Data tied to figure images
•••••

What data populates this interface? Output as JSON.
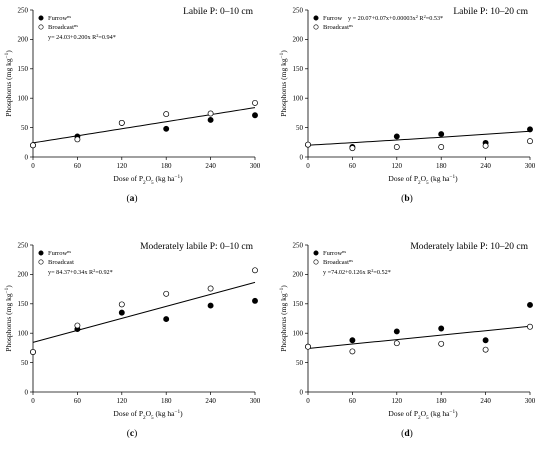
{
  "panels": [
    {
      "label": "(a)",
      "label_bold": "a",
      "title": "Labile P: 0–10 cm",
      "furrow_label": "Furrow",
      "furrow_sup": "ns",
      "broadcast_label": "Broadcast",
      "broadcast_sup": "ns",
      "equation": "y= 24.03+0.200x R",
      "equation_tail": "=0.94*",
      "equation_place": "left",
      "ylabel": "Phosphorus (mg kg",
      "ylabel_tail": ")",
      "xlabel": "Dose of P",
      "xlabel_mid": "O",
      "xlabel_tail": " (kg ha",
      "xlabel_end": ")"
    },
    {
      "label": "(b)",
      "label_bold": "b",
      "title": "Labile P: 10–20 cm",
      "furrow_label": "Furrow",
      "furrow_sup": "",
      "broadcast_label": "Broadcast",
      "broadcast_sup": "ns",
      "equation": "y = 20.07+0.07x+0.00003x",
      "equation_tail": " R",
      "equation_end": "=0.53*",
      "equation_place": "inline",
      "ylabel": "Phosphorus (mg kg",
      "ylabel_tail": ")",
      "xlabel": "Dose of P",
      "xlabel_mid": "O",
      "xlabel_tail": " (kg ha",
      "xlabel_end": ")"
    },
    {
      "label": "(c)",
      "label_bold": "c",
      "title": "Moderately labile P: 0–10 cm",
      "furrow_label": "Furrow",
      "furrow_sup": "ns",
      "broadcast_label": "Broadcast",
      "broadcast_sup": "",
      "equation": "y= 84.37+0.34x R",
      "equation_tail": "=0.92*",
      "equation_place": "left",
      "ylabel": "Phosphorus (mg kg",
      "ylabel_tail": ")",
      "xlabel": "Dose of P",
      "xlabel_mid": "O",
      "xlabel_tail": " (kg ha",
      "xlabel_end": ")"
    },
    {
      "label": "(d)",
      "label_bold": "d",
      "title": "Moderately labile P: 10–20 cm",
      "furrow_label": "Furrow",
      "furrow_sup": "ns",
      "broadcast_label": "Broadcast",
      "broadcast_sup": "ns",
      "equation": "y =74.02+0.126x R",
      "equation_tail": "=0.52*",
      "equation_place": "left",
      "ylabel": "Phosphorus (mg kg",
      "ylabel_tail": ")",
      "xlabel": "Dose of P",
      "xlabel_mid": "O",
      "xlabel_tail": " (kg ha",
      "xlabel_end": ")"
    }
  ],
  "chart_data": [
    {
      "type": "scatter",
      "title": "Labile P: 0–10 cm",
      "x_ticks": [
        0,
        60,
        120,
        180,
        240,
        300
      ],
      "y_ticks": [
        0,
        50,
        100,
        150,
        200,
        250
      ],
      "xlim": [
        0,
        300
      ],
      "ylim": [
        0,
        250
      ],
      "series": [
        {
          "name": "Furrow",
          "marker": "filled",
          "x": [
            0,
            60,
            120,
            180,
            240,
            300
          ],
          "y": [
            20,
            35,
            58,
            48,
            63,
            71
          ]
        },
        {
          "name": "Broadcast",
          "marker": "open",
          "x": [
            0,
            60,
            120,
            180,
            240,
            300
          ],
          "y": [
            20,
            30,
            58,
            73,
            74,
            92
          ]
        }
      ],
      "fit": {
        "type": "linear",
        "intercept": 24.03,
        "slope": 0.2
      }
    },
    {
      "type": "scatter",
      "title": "Labile P: 10–20 cm",
      "x_ticks": [
        0,
        60,
        120,
        180,
        240,
        300
      ],
      "y_ticks": [
        0,
        50,
        100,
        150,
        200,
        250
      ],
      "xlim": [
        0,
        300
      ],
      "ylim": [
        0,
        250
      ],
      "series": [
        {
          "name": "Furrow",
          "marker": "filled",
          "x": [
            0,
            60,
            120,
            180,
            240,
            300
          ],
          "y": [
            21,
            17,
            35,
            39,
            24,
            47
          ]
        },
        {
          "name": "Broadcast",
          "marker": "open",
          "x": [
            0,
            60,
            120,
            180,
            240,
            300
          ],
          "y": [
            21,
            15,
            17,
            17,
            19,
            27
          ]
        }
      ],
      "fit": {
        "type": "quadratic",
        "intercept": 20.07,
        "b1": 0.07,
        "b2": 3e-05
      }
    },
    {
      "type": "scatter",
      "title": "Moderately labile P: 0–10 cm",
      "x_ticks": [
        0,
        60,
        120,
        180,
        240,
        300
      ],
      "y_ticks": [
        0,
        50,
        100,
        150,
        200,
        250
      ],
      "xlim": [
        0,
        300
      ],
      "ylim": [
        0,
        250
      ],
      "series": [
        {
          "name": "Furrow",
          "marker": "filled",
          "x": [
            0,
            60,
            120,
            180,
            240,
            300
          ],
          "y": [
            68,
            107,
            135,
            124,
            147,
            155
          ]
        },
        {
          "name": "Broadcast",
          "marker": "open",
          "x": [
            0,
            60,
            120,
            180,
            240,
            300
          ],
          "y": [
            68,
            113,
            149,
            167,
            176,
            207
          ]
        }
      ],
      "fit": {
        "type": "linear",
        "intercept": 84.37,
        "slope": 0.34
      }
    },
    {
      "type": "scatter",
      "title": "Moderately labile P: 10–20 cm",
      "x_ticks": [
        0,
        60,
        120,
        180,
        240,
        300
      ],
      "y_ticks": [
        0,
        50,
        100,
        150,
        200,
        250
      ],
      "xlim": [
        0,
        300
      ],
      "ylim": [
        0,
        250
      ],
      "series": [
        {
          "name": "Furrow",
          "marker": "filled",
          "x": [
            0,
            60,
            120,
            180,
            240,
            300
          ],
          "y": [
            77,
            88,
            103,
            108,
            88,
            148
          ]
        },
        {
          "name": "Broadcast",
          "marker": "open",
          "x": [
            0,
            60,
            120,
            180,
            240,
            300
          ],
          "y": [
            77,
            69,
            83,
            82,
            72,
            111
          ]
        }
      ],
      "fit": {
        "type": "linear",
        "intercept": 74.02,
        "slope": 0.126
      }
    }
  ]
}
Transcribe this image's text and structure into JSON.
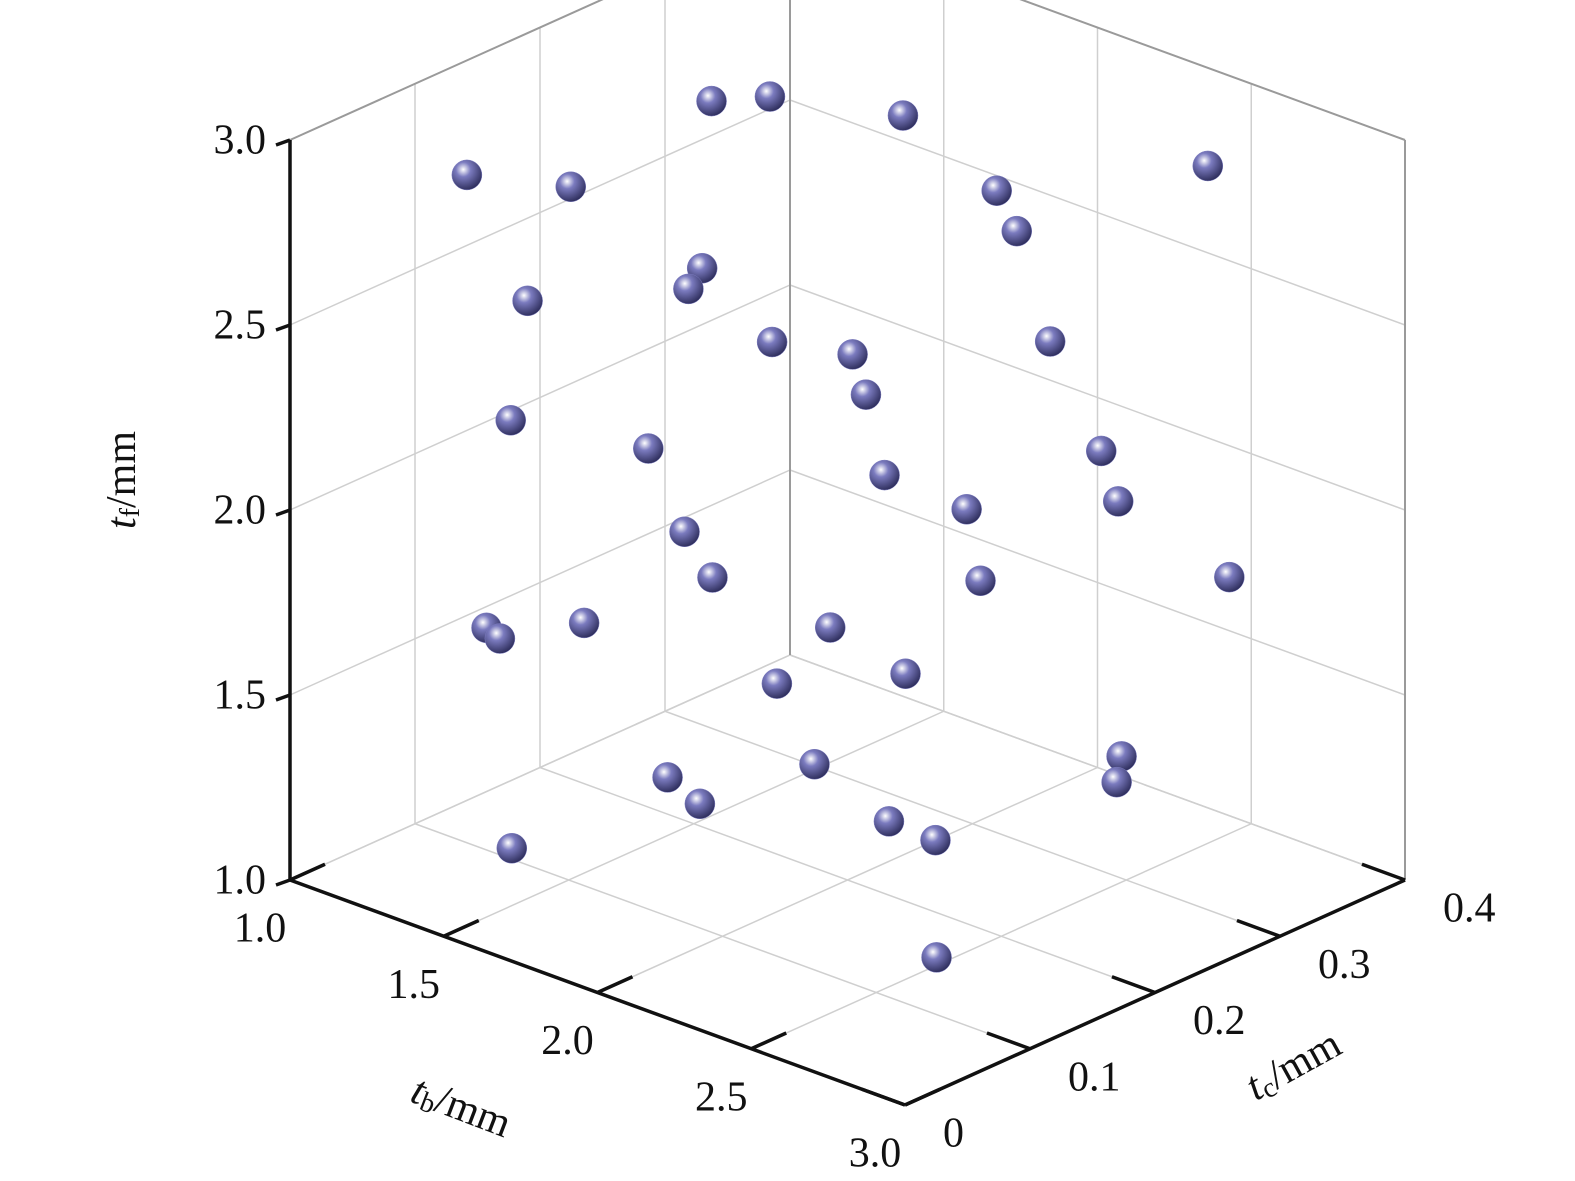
{
  "chart_data": {
    "type": "scatter3d",
    "xlabel": [
      "t",
      "b",
      "/mm"
    ],
    "ylabel": [
      "t",
      "c",
      "/mm"
    ],
    "zlabel": [
      "t",
      "f",
      "/mm"
    ],
    "xlim": [
      1,
      3
    ],
    "ylim": [
      0,
      0.4
    ],
    "zlim": [
      1,
      3
    ],
    "xticks": [
      {
        "value": 1,
        "label": "1.0"
      },
      {
        "value": 1.5,
        "label": "1.5"
      },
      {
        "value": 2,
        "label": "2.0"
      },
      {
        "value": 2.5,
        "label": "2.5"
      },
      {
        "value": 3,
        "label": "3.0"
      }
    ],
    "yticks": [
      0,
      0.1,
      0.2,
      0.3,
      0.4
    ],
    "zticks": [
      {
        "value": 1,
        "label": "1.0"
      },
      {
        "value": 1.5,
        "label": "1.5"
      },
      {
        "value": 2,
        "label": "2.0"
      },
      {
        "value": 2.5,
        "label": "2.5"
      },
      {
        "value": 3,
        "label": "3.0"
      }
    ],
    "grid": true,
    "series": [
      {
        "color": "#7b7bbf",
        "x": [
          1.25,
          1.1,
          1.07,
          1.26,
          1.53,
          2.44,
          2.16,
          1.9,
          1.69,
          1.32,
          1.61,
          2.08,
          1.61,
          2.09,
          2.06,
          1.23,
          1.84,
          2.5,
          1.47,
          2.55,
          2.23,
          1.47,
          2.13,
          2.27,
          2.51,
          1.07,
          1.52,
          1.55,
          1.7,
          2.27,
          1.12,
          2.81,
          2.55,
          1.73,
          1.74,
          1.52,
          2.46,
          2.53,
          1.64,
          2.94
        ],
        "y": [
          0.08,
          0.2,
          0.32,
          0.32,
          0.36,
          0.38,
          0.28,
          0.36,
          0.16,
          0.24,
          0.04,
          0.12,
          0.3,
          0.34,
          0.2,
          0.12,
          0.08,
          0.28,
          0.36,
          0.16,
          0.36,
          0.2,
          0.06,
          0.24,
          0.38,
          0.14,
          0.04,
          0.1,
          0.26,
          0.18,
          0.36,
          0.22,
          0.28,
          0.24,
          0.12,
          0.2,
          0.12,
          0.14,
          0.02,
          0.04
        ],
        "z": [
          2.86,
          2.6,
          2.64,
          2.71,
          2.68,
          2.79,
          2.79,
          2.48,
          2.62,
          2.33,
          2.69,
          2.6,
          2.15,
          2.27,
          2.33,
          2.13,
          2.3,
          2.19,
          1.69,
          2.23,
          1.85,
          1.78,
          2.07,
          1.83,
          1.7,
          1.49,
          1.75,
          1.71,
          1.5,
          1.67,
          1.02,
          1.55,
          1.31,
          1.17,
          1.32,
          1.06,
          1.42,
          1.36,
          1.25,
          1.32
        ]
      }
    ]
  }
}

•••••

● WORK TO COMPLETE
Gather each line of the listing that holds the string "JSON".

● RESULT OF THE TASK
What data populates this interface? Output as JSON.
Transcribe this image's text and structure into JSON.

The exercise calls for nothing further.